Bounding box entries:
┌────────

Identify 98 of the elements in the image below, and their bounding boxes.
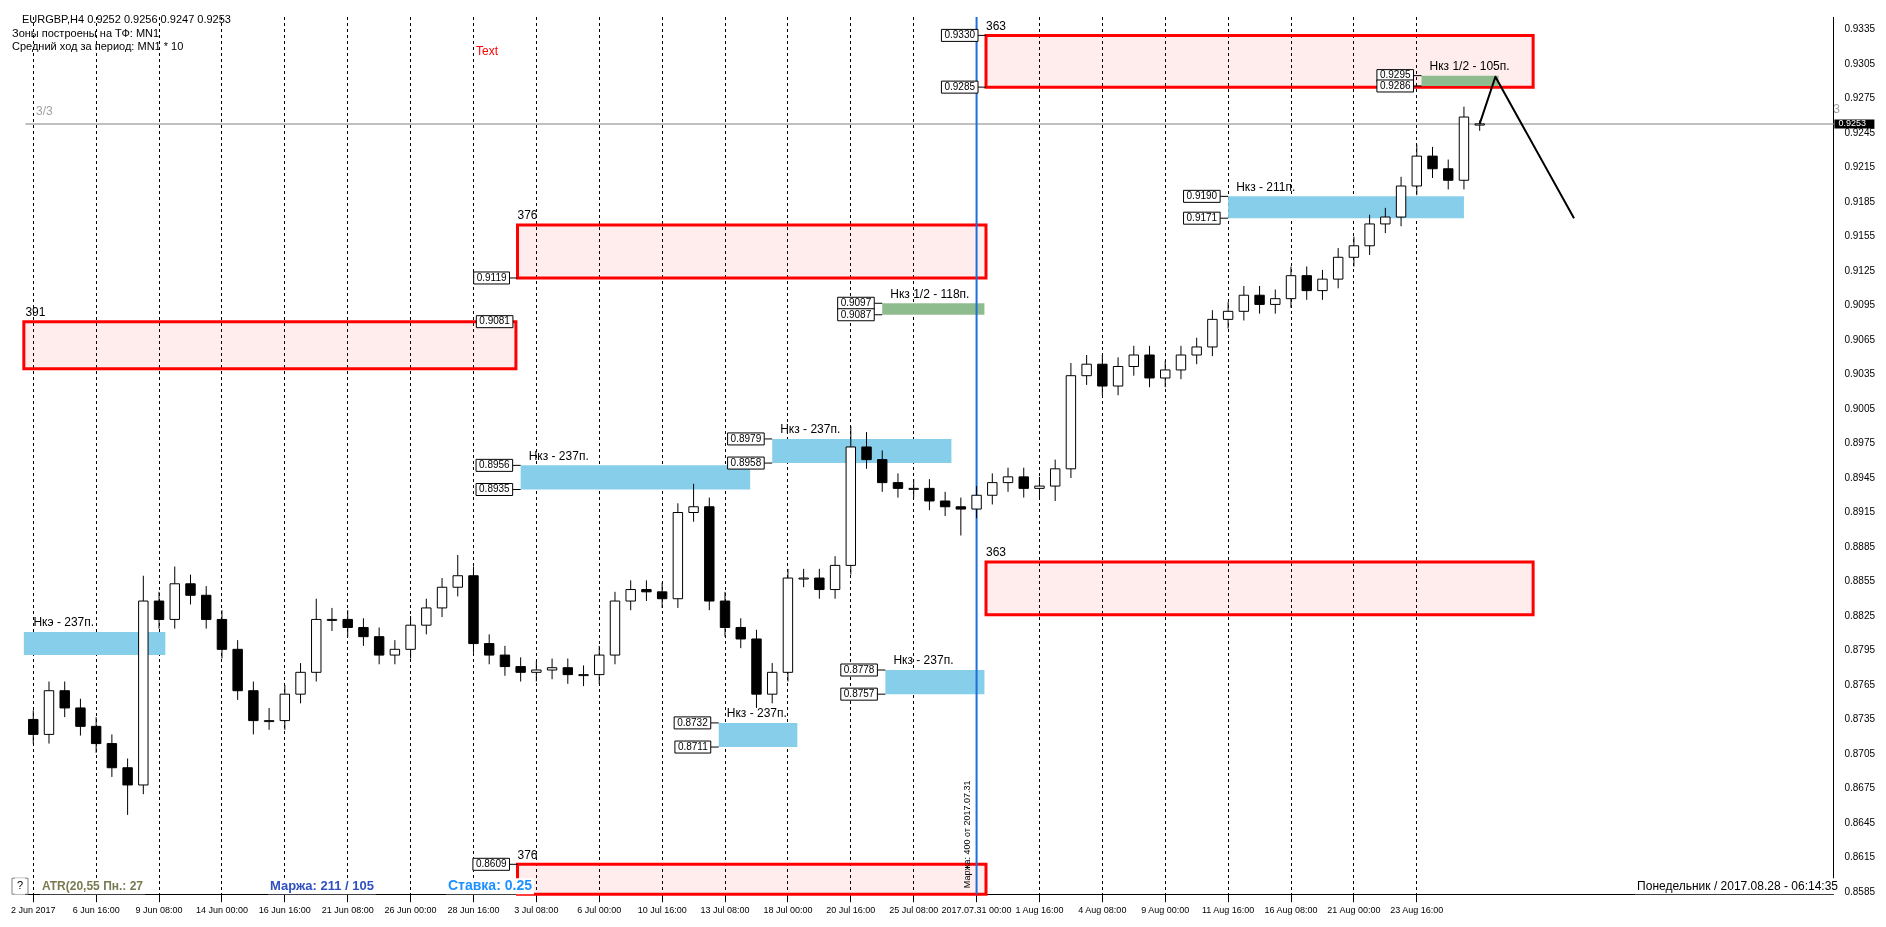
x-tick-label: 11 Aug 16:00 (1201, 905, 1255, 916)
annotation: 0.9285 (944, 80, 976, 92)
annotation: 3 (1833, 102, 1841, 117)
annotation: 0.9097 (840, 297, 872, 309)
x-tick-label: 1 Aug 16:00 (1015, 905, 1064, 916)
band-label: Нкз 1/2 - 118п. (890, 286, 970, 301)
x-tick-label: 13 Jul 08:00 (700, 905, 750, 916)
y-tick-label: 0.8615 (1844, 851, 1876, 863)
y-tick-label: 0.8735 (1844, 713, 1876, 725)
x-tick-label: 6 Jul 00:00 (577, 905, 622, 916)
y-tick-label: 0.9065 (1844, 333, 1876, 345)
band-label: 363 (986, 18, 1007, 33)
y-tick-label: 0.8975 (1844, 437, 1876, 449)
text: ? (16, 879, 24, 892)
x-tick-label: 2 Jun 2017 (11, 905, 56, 916)
y-tick-label: 0.9095 (1844, 299, 1876, 311)
annotation: 0.9295 (1379, 69, 1411, 81)
band-label: Нкз 1/2 - 105п. (1429, 58, 1510, 73)
y-tick-label: 0.9275 (1844, 92, 1876, 104)
x-tick-label: 14 Jun 00:00 (195, 905, 248, 916)
annotation: Ставка: 0.25 (448, 877, 533, 894)
x-tick-label: 25 Jul 08:00 (889, 905, 939, 916)
x-tick-label: 18 Jul 00:00 (763, 905, 813, 916)
annotation: ATR(20,55 Пн.: 27 (42, 878, 144, 893)
x-tick-label: 16 Jun 16:00 (258, 905, 311, 916)
y-tick-label: 0.8945 (1844, 471, 1876, 483)
y-tick-label: 0.8645 (1844, 816, 1876, 828)
y-tick-label: 0.9245 (1844, 126, 1876, 138)
y-tick-label: 0.9035 (1844, 368, 1876, 380)
annotation: Зоны построены на ТФ: MN1 (12, 27, 160, 40)
annotation: 0.9330 (944, 29, 976, 41)
annotation: 0.9190 (1186, 190, 1218, 202)
y-tick-label: 0.9215 (1844, 161, 1876, 173)
candlestick (75, 698, 86, 737)
annotation: 0.9171 (1186, 211, 1218, 223)
x-tick-label: 9 Jun 08:00 (135, 905, 183, 916)
annotation: Средний ход за период: MN1 * 10 (12, 40, 184, 53)
x-tick-label: 23 Aug 16:00 (1390, 905, 1444, 916)
y-tick-label: 0.9185 (1844, 195, 1876, 207)
y-tick-label: 0.9155 (1844, 230, 1876, 242)
x-tick-label: 6 Jun 16:00 (72, 905, 120, 916)
y-tick-label: 0.8675 (1844, 782, 1876, 794)
annotation: 0.8979 (730, 432, 762, 444)
band-label: 376 (517, 847, 538, 862)
y-tick-label: 0.8885 (1844, 540, 1876, 552)
y-tick-label: 0.8705 (1844, 747, 1876, 759)
annotation: 0.8935 (479, 483, 511, 495)
ref-line-label: 0.9253 (1838, 118, 1866, 129)
x-tick-label: 21 Aug 00:00 (1327, 905, 1381, 916)
y-tick-label: 0.8765 (1844, 678, 1876, 690)
annotation: Маржа: 211 / 105 (270, 877, 375, 893)
annotation: Понедельник / 2017.08.28 - 06:14:35 (1637, 878, 1839, 893)
x-tick-label: 20 Jul 16:00 (826, 905, 876, 916)
band-label: 363 (986, 545, 1007, 560)
x-tick-label: 3 Jul 08:00 (514, 905, 559, 916)
y-tick-label: 0.9335 (1844, 23, 1876, 35)
x-tick-label: 2017.07.31 00:00 (941, 905, 1012, 916)
annotation: 0.9087 (840, 308, 872, 320)
y-tick-label: 0.8855 (1844, 575, 1876, 587)
band-label: 391 (25, 304, 46, 319)
annotation: 0.8757 (843, 687, 875, 699)
x-tick-label: 16 Aug 08:00 (1264, 905, 1318, 916)
annotation: 0.9081 (479, 315, 511, 327)
band-label: Нкз - 211п. (1236, 179, 1296, 194)
annotation: 0.8956 (479, 459, 511, 471)
y-tick-label: 0.8795 (1844, 644, 1876, 656)
band-label: Нкз - 237п. (528, 448, 589, 463)
annotation: 0.8609 (475, 858, 507, 870)
annotation: 0.9119 (476, 271, 507, 283)
band-label: Нкэ - 237п. (33, 615, 95, 630)
y-tick-label: 0.9305 (1844, 57, 1876, 69)
candlestick (185, 574, 196, 605)
annotation: 0.8958 (730, 456, 762, 468)
ref-line-label: Маржа: 400 от 2017.07.31 (961, 780, 972, 889)
y-tick-label: 0.8585 (1844, 885, 1876, 897)
x-tick-label: 4 Aug 08:00 (1078, 905, 1127, 916)
annotation: 0.8778 (843, 663, 875, 675)
x-tick-label: 9 Aug 00:00 (1141, 905, 1190, 916)
y-tick-label: 0.9005 (1844, 402, 1876, 414)
candlestick (515, 656, 526, 683)
y-tick-label: 0.8915 (1844, 506, 1876, 518)
annotation: EURGBP,H4 0.9252 0.9256 0.9247 0.9253 (22, 13, 231, 26)
y-tick-label: 0.8825 (1844, 609, 1876, 621)
candlestick (688, 483, 699, 523)
x-tick-label: 21 Jun 08:00 (321, 905, 374, 916)
x-tick-label: 10 Jul 16:00 (637, 905, 687, 916)
band-label: Нкз - 237п. (893, 653, 954, 668)
x-tick-label: 28 Jun 16:00 (447, 905, 500, 916)
annotation: 0.8732 (677, 716, 709, 728)
x-tick-label: 26 Jun 00:00 (384, 905, 437, 916)
candlestick (421, 598, 432, 635)
y-tick-label: 0.9125 (1844, 264, 1876, 276)
annotation: 3/3 (36, 104, 54, 119)
annotation: 0.9286 (1379, 79, 1411, 91)
annotation: Text (476, 44, 499, 59)
candlestick (295, 662, 306, 704)
band-label: Нкз - 237п. (726, 706, 787, 721)
annotation: 0.8711 (677, 740, 709, 752)
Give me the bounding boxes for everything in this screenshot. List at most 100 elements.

└────────

Can you lay out the lines as a Markdown table with the columns No. and Line, starting with the line containing "x-tick-label: 11 Aug" and going on through the line containing "band-label: Нкз 1/2 - 118п."? Leave out any blank lines.

| No. | Line |
|---|---|
| 1 | x-tick-label: 11 Aug 16:00 (1201, 905, 1255, 916) |
| 2 | annotation: 0.9285 (944, 80, 976, 92) |
| 3 | annotation: 3 (1833, 102, 1841, 117) |
| 4 | annotation: 0.9097 (840, 297, 872, 309) |
| 5 | x-tick-label: 1 Aug 16:00 (1015, 905, 1064, 916) |
| 6 | band-label: Нкз 1/2 - 118п. (890, 286, 970, 301) |